**GIVEN PROBLEM**
Could you render each line of the items below as a numbered list, leaving out any blank lines?
=-=-=-=-=
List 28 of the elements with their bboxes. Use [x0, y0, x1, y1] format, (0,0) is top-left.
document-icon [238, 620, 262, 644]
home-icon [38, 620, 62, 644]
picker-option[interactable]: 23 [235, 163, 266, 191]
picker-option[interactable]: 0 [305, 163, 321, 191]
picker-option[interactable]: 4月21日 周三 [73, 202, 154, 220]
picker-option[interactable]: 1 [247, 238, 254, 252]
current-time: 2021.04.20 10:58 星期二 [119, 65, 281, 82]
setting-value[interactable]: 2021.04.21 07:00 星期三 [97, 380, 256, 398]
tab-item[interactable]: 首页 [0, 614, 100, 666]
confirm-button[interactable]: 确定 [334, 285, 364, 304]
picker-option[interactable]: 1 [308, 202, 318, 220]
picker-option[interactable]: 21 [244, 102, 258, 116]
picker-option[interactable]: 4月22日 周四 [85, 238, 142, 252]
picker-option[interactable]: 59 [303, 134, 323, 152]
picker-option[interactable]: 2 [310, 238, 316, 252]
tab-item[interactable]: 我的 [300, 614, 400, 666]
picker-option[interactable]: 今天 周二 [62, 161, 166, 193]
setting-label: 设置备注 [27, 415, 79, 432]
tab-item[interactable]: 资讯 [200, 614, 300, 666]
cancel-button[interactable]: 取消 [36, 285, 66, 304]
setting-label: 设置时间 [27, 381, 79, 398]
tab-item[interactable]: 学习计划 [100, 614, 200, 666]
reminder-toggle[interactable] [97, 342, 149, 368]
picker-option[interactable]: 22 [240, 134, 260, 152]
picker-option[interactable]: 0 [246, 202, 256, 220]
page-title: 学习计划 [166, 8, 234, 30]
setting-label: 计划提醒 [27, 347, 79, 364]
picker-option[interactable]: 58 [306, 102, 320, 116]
=-=-=-=-=
**RESULT BELOW**
1. List 28 of the elements with their bboxes. Use [x0, y0, x1, y1] format, (0,0) is top-left.
2. document-icon [238, 620, 262, 644]
3. home-icon [38, 620, 62, 644]
4. picker-option[interactable]: 23 [235, 163, 266, 191]
5. picker-option[interactable]: 0 [305, 163, 321, 191]
6. picker-option[interactable]: 4月21日 周三 [73, 202, 154, 220]
7. picker-option[interactable]: 1 [247, 238, 254, 252]
8. current-time: 2021.04.20 10:58 星期二 [119, 65, 281, 82]
9. setting-value[interactable]: 2021.04.21 07:00 星期三 [97, 380, 256, 398]
10. tab-item[interactable]: 首页 [0, 614, 100, 666]
11. confirm-button[interactable]: 确定 [334, 285, 364, 304]
12. picker-option[interactable]: 1 [308, 202, 318, 220]
13. picker-option[interactable]: 21 [244, 102, 258, 116]
14. picker-option[interactable]: 4月22日 周四 [85, 238, 142, 252]
15. picker-option[interactable]: 59 [303, 134, 323, 152]
16. picker-option[interactable]: 2 [310, 238, 316, 252]
17. tab-item[interactable]: 我的 [300, 614, 400, 666]
18. picker-option[interactable]: 今天 周二 [62, 161, 166, 193]
19. setting-label: 设置备注 [27, 415, 79, 432]
20. tab-item[interactable]: 资讯 [200, 614, 300, 666]
21. cancel-button[interactable]: 取消 [36, 285, 66, 304]
22. setting-label: 设置时间 [27, 381, 79, 398]
23. tab-item[interactable]: 学习计划 [100, 614, 200, 666]
24. reminder-toggle[interactable] [97, 342, 149, 368]
25. picker-option[interactable]: 22 [240, 134, 260, 152]
26. picker-option[interactable]: 0 [246, 202, 256, 220]
27. page-title: 学习计划 [166, 8, 234, 30]
28. setting-label: 计划提醒 [27, 347, 79, 364]
29. picker-option[interactable]: 58 [306, 102, 320, 116]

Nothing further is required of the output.